Material for this task
==*==

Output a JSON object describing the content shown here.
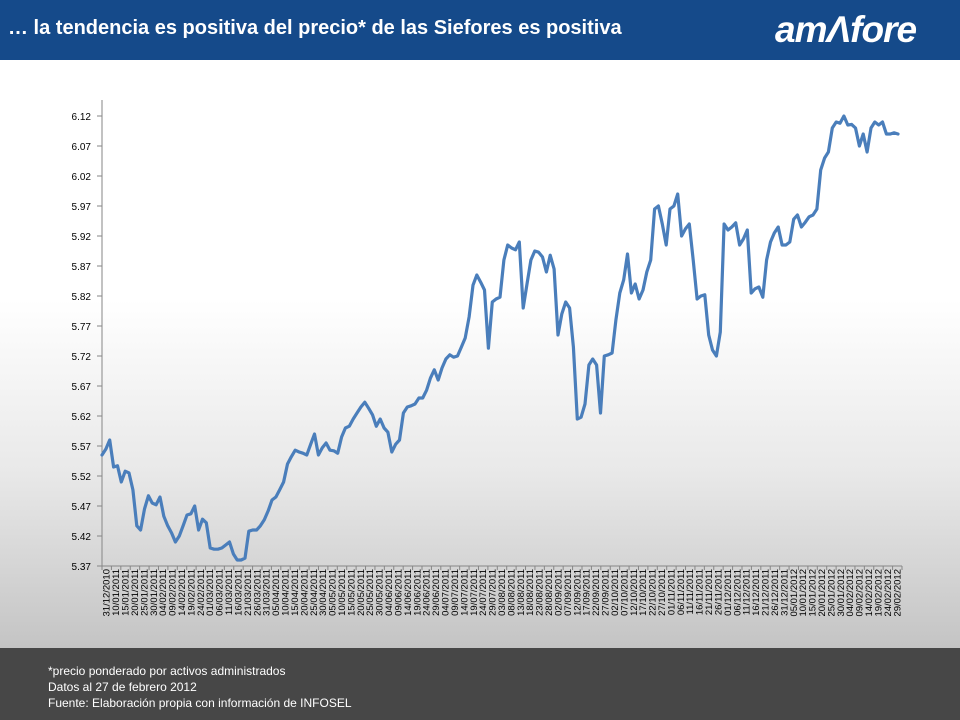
{
  "header": {
    "title": "… la tendencia es positiva del precio* de las Siefores es positiva",
    "logo_text": "amAfore",
    "bg_color": "#154a8a"
  },
  "footer": {
    "note": "*precio ponderado por activos administrados",
    "date_line": "Datos al 27 de febrero 2012",
    "source": "Fuente: Elaboración propia con información de INFOSEL",
    "bg_color": "#474747"
  },
  "chart_data": {
    "type": "line",
    "title": "",
    "xlabel": "",
    "ylabel": "",
    "ylim": [
      5.37,
      6.12
    ],
    "yticks": [
      5.37,
      5.42,
      5.47,
      5.52,
      5.57,
      5.62,
      5.67,
      5.72,
      5.77,
      5.82,
      5.87,
      5.92,
      5.97,
      6.02,
      6.07,
      6.12
    ],
    "ytick_labels": [
      "5.37",
      "5.42",
      "5.47",
      "5.52",
      "5.57",
      "5.62",
      "5.67",
      "5.72",
      "5.77",
      "5.82",
      "5.87",
      "5.92",
      "5.97",
      "6.02",
      "6.07",
      "6.12"
    ],
    "x_tick_labels": [
      "31/12/2010",
      "10/01/2011",
      "15/01/2011",
      "20/01/2011",
      "25/01/2011",
      "30/01/2011",
      "04/02/2011",
      "09/02/2011",
      "14/02/2011",
      "19/02/2011",
      "24/02/2011",
      "01/03/2011",
      "06/03/2011",
      "11/03/2011",
      "16/03/2011",
      "21/03/2011",
      "26/03/2011",
      "31/03/2011",
      "05/04/2011",
      "10/04/2011",
      "15/04/2011",
      "20/04/2011",
      "25/04/2011",
      "30/04/2011",
      "05/05/2011",
      "10/05/2011",
      "15/05/2011",
      "20/05/2011",
      "25/05/2011",
      "30/05/2011",
      "04/06/2011",
      "09/06/2011",
      "14/06/2011",
      "19/06/2011",
      "24/06/2011",
      "29/06/2011",
      "04/07/2011",
      "09/07/2011",
      "14/07/2011",
      "19/07/2011",
      "24/07/2011",
      "29/07/2011",
      "03/08/2011",
      "08/08/2011",
      "13/08/2011",
      "18/08/2011",
      "23/08/2011",
      "28/08/2011",
      "02/09/2011",
      "07/09/2011",
      "12/09/2011",
      "17/09/2011",
      "22/09/2011",
      "27/09/2011",
      "02/10/2011",
      "07/10/2011",
      "12/10/2011",
      "17/10/2011",
      "22/10/2011",
      "27/10/2011",
      "01/11/2011",
      "06/11/2011",
      "11/11/2011",
      "16/11/2011",
      "21/11/2011",
      "26/11/2011",
      "01/12/2011",
      "06/12/2011",
      "11/12/2011",
      "16/12/2011",
      "21/12/2011",
      "26/12/2011",
      "31/12/2011",
      "05/01/2012",
      "10/01/2012",
      "15/01/2012",
      "20/01/2012",
      "25/01/2012",
      "30/01/2012",
      "04/02/2012",
      "09/02/2012",
      "14/02/2012",
      "19/02/2012",
      "24/02/2012",
      "29/02/2012"
    ],
    "grid": false,
    "series": [
      {
        "color": "#4a7ebb",
        "values": [
          5.555,
          5.565,
          5.58,
          5.535,
          5.537,
          5.51,
          5.528,
          5.525,
          5.497,
          5.437,
          5.43,
          5.465,
          5.487,
          5.475,
          5.472,
          5.485,
          5.453,
          5.437,
          5.425,
          5.41,
          5.42,
          5.437,
          5.455,
          5.457,
          5.47,
          5.43,
          5.448,
          5.442,
          5.4,
          5.398,
          5.398,
          5.4,
          5.405,
          5.41,
          5.39,
          5.38,
          5.38,
          5.383,
          5.428,
          5.43,
          5.43,
          5.437,
          5.447,
          5.462,
          5.48,
          5.485,
          5.497,
          5.51,
          5.54,
          5.552,
          5.563,
          5.56,
          5.558,
          5.555,
          5.573,
          5.59,
          5.555,
          5.567,
          5.575,
          5.563,
          5.562,
          5.558,
          5.585,
          5.6,
          5.603,
          5.615,
          5.625,
          5.635,
          5.643,
          5.633,
          5.622,
          5.603,
          5.615,
          5.6,
          5.593,
          5.56,
          5.573,
          5.58,
          5.625,
          5.635,
          5.637,
          5.64,
          5.65,
          5.65,
          5.663,
          5.683,
          5.697,
          5.68,
          5.7,
          5.715,
          5.722,
          5.718,
          5.72,
          5.735,
          5.75,
          5.785,
          5.838,
          5.855,
          5.843,
          5.83,
          5.733,
          5.81,
          5.815,
          5.818,
          5.88,
          5.905,
          5.9,
          5.897,
          5.91,
          5.8,
          5.84,
          5.88,
          5.895,
          5.893,
          5.885,
          5.86,
          5.888,
          5.865,
          5.755,
          5.79,
          5.81,
          5.8,
          5.735,
          5.615,
          5.618,
          5.64,
          5.705,
          5.715,
          5.705,
          5.625,
          5.72,
          5.722,
          5.725,
          5.78,
          5.825,
          5.847,
          5.89,
          5.825,
          5.84,
          5.815,
          5.83,
          5.86,
          5.88,
          5.965,
          5.97,
          5.94,
          5.905,
          5.965,
          5.97,
          5.99,
          5.92,
          5.932,
          5.94,
          5.88,
          5.815,
          5.82,
          5.822,
          5.755,
          5.73,
          5.72,
          5.76,
          5.94,
          5.93,
          5.935,
          5.942,
          5.905,
          5.915,
          5.93,
          5.825,
          5.832,
          5.835,
          5.818,
          5.88,
          5.91,
          5.925,
          5.935,
          5.905,
          5.905,
          5.91,
          5.948,
          5.955,
          5.935,
          5.943,
          5.952,
          5.955,
          5.965,
          6.03,
          6.05,
          6.06,
          6.1,
          6.11,
          6.108,
          6.12,
          6.105,
          6.106,
          6.1,
          6.07,
          6.09,
          6.06,
          6.1,
          6.11,
          6.105,
          6.11,
          6.09,
          6.09,
          6.092,
          6.09
        ]
      }
    ]
  }
}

==*==

What is expected
Without including any picture, retype the entries exactly.

Exercise result
Output a JSON object describing the content shown here.
{
  "header": {
    "title": "… la tendencia es positiva del precio* de las Siefores es positiva",
    "logo_text": "amAfore",
    "bg_color": "#154a8a"
  },
  "footer": {
    "note": "*precio ponderado por activos administrados",
    "date_line": "Datos al 27 de febrero 2012",
    "source": "Fuente: Elaboración propia con información de INFOSEL",
    "bg_color": "#474747"
  },
  "chart_data": {
    "type": "line",
    "title": "",
    "xlabel": "",
    "ylabel": "",
    "ylim": [
      5.37,
      6.12
    ],
    "yticks": [
      5.37,
      5.42,
      5.47,
      5.52,
      5.57,
      5.62,
      5.67,
      5.72,
      5.77,
      5.82,
      5.87,
      5.92,
      5.97,
      6.02,
      6.07,
      6.12
    ],
    "ytick_labels": [
      "5.37",
      "5.42",
      "5.47",
      "5.52",
      "5.57",
      "5.62",
      "5.67",
      "5.72",
      "5.77",
      "5.82",
      "5.87",
      "5.92",
      "5.97",
      "6.02",
      "6.07",
      "6.12"
    ],
    "x_tick_labels": [
      "31/12/2010",
      "10/01/2011",
      "15/01/2011",
      "20/01/2011",
      "25/01/2011",
      "30/01/2011",
      "04/02/2011",
      "09/02/2011",
      "14/02/2011",
      "19/02/2011",
      "24/02/2011",
      "01/03/2011",
      "06/03/2011",
      "11/03/2011",
      "16/03/2011",
      "21/03/2011",
      "26/03/2011",
      "31/03/2011",
      "05/04/2011",
      "10/04/2011",
      "15/04/2011",
      "20/04/2011",
      "25/04/2011",
      "30/04/2011",
      "05/05/2011",
      "10/05/2011",
      "15/05/2011",
      "20/05/2011",
      "25/05/2011",
      "30/05/2011",
      "04/06/2011",
      "09/06/2011",
      "14/06/2011",
      "19/06/2011",
      "24/06/2011",
      "29/06/2011",
      "04/07/2011",
      "09/07/2011",
      "14/07/2011",
      "19/07/2011",
      "24/07/2011",
      "29/07/2011",
      "03/08/2011",
      "08/08/2011",
      "13/08/2011",
      "18/08/2011",
      "23/08/2011",
      "28/08/2011",
      "02/09/2011",
      "07/09/2011",
      "12/09/2011",
      "17/09/2011",
      "22/09/2011",
      "27/09/2011",
      "02/10/2011",
      "07/10/2011",
      "12/10/2011",
      "17/10/2011",
      "22/10/2011",
      "27/10/2011",
      "01/11/2011",
      "06/11/2011",
      "11/11/2011",
      "16/11/2011",
      "21/11/2011",
      "26/11/2011",
      "01/12/2011",
      "06/12/2011",
      "11/12/2011",
      "16/12/2011",
      "21/12/2011",
      "26/12/2011",
      "31/12/2011",
      "05/01/2012",
      "10/01/2012",
      "15/01/2012",
      "20/01/2012",
      "25/01/2012",
      "30/01/2012",
      "04/02/2012",
      "09/02/2012",
      "14/02/2012",
      "19/02/2012",
      "24/02/2012",
      "29/02/2012"
    ],
    "grid": false,
    "series": [
      {
        "color": "#4a7ebb",
        "values": [
          5.555,
          5.565,
          5.58,
          5.535,
          5.537,
          5.51,
          5.528,
          5.525,
          5.497,
          5.437,
          5.43,
          5.465,
          5.487,
          5.475,
          5.472,
          5.485,
          5.453,
          5.437,
          5.425,
          5.41,
          5.42,
          5.437,
          5.455,
          5.457,
          5.47,
          5.43,
          5.448,
          5.442,
          5.4,
          5.398,
          5.398,
          5.4,
          5.405,
          5.41,
          5.39,
          5.38,
          5.38,
          5.383,
          5.428,
          5.43,
          5.43,
          5.437,
          5.447,
          5.462,
          5.48,
          5.485,
          5.497,
          5.51,
          5.54,
          5.552,
          5.563,
          5.56,
          5.558,
          5.555,
          5.573,
          5.59,
          5.555,
          5.567,
          5.575,
          5.563,
          5.562,
          5.558,
          5.585,
          5.6,
          5.603,
          5.615,
          5.625,
          5.635,
          5.643,
          5.633,
          5.622,
          5.603,
          5.615,
          5.6,
          5.593,
          5.56,
          5.573,
          5.58,
          5.625,
          5.635,
          5.637,
          5.64,
          5.65,
          5.65,
          5.663,
          5.683,
          5.697,
          5.68,
          5.7,
          5.715,
          5.722,
          5.718,
          5.72,
          5.735,
          5.75,
          5.785,
          5.838,
          5.855,
          5.843,
          5.83,
          5.733,
          5.81,
          5.815,
          5.818,
          5.88,
          5.905,
          5.9,
          5.897,
          5.91,
          5.8,
          5.84,
          5.88,
          5.895,
          5.893,
          5.885,
          5.86,
          5.888,
          5.865,
          5.755,
          5.79,
          5.81,
          5.8,
          5.735,
          5.615,
          5.618,
          5.64,
          5.705,
          5.715,
          5.705,
          5.625,
          5.72,
          5.722,
          5.725,
          5.78,
          5.825,
          5.847,
          5.89,
          5.825,
          5.84,
          5.815,
          5.83,
          5.86,
          5.88,
          5.965,
          5.97,
          5.94,
          5.905,
          5.965,
          5.97,
          5.99,
          5.92,
          5.932,
          5.94,
          5.88,
          5.815,
          5.82,
          5.822,
          5.755,
          5.73,
          5.72,
          5.76,
          5.94,
          5.93,
          5.935,
          5.942,
          5.905,
          5.915,
          5.93,
          5.825,
          5.832,
          5.835,
          5.818,
          5.88,
          5.91,
          5.925,
          5.935,
          5.905,
          5.905,
          5.91,
          5.948,
          5.955,
          5.935,
          5.943,
          5.952,
          5.955,
          5.965,
          6.03,
          6.05,
          6.06,
          6.1,
          6.11,
          6.108,
          6.12,
          6.105,
          6.106,
          6.1,
          6.07,
          6.09,
          6.06,
          6.1,
          6.11,
          6.105,
          6.11,
          6.09,
          6.09,
          6.092,
          6.09
        ]
      }
    ]
  }
}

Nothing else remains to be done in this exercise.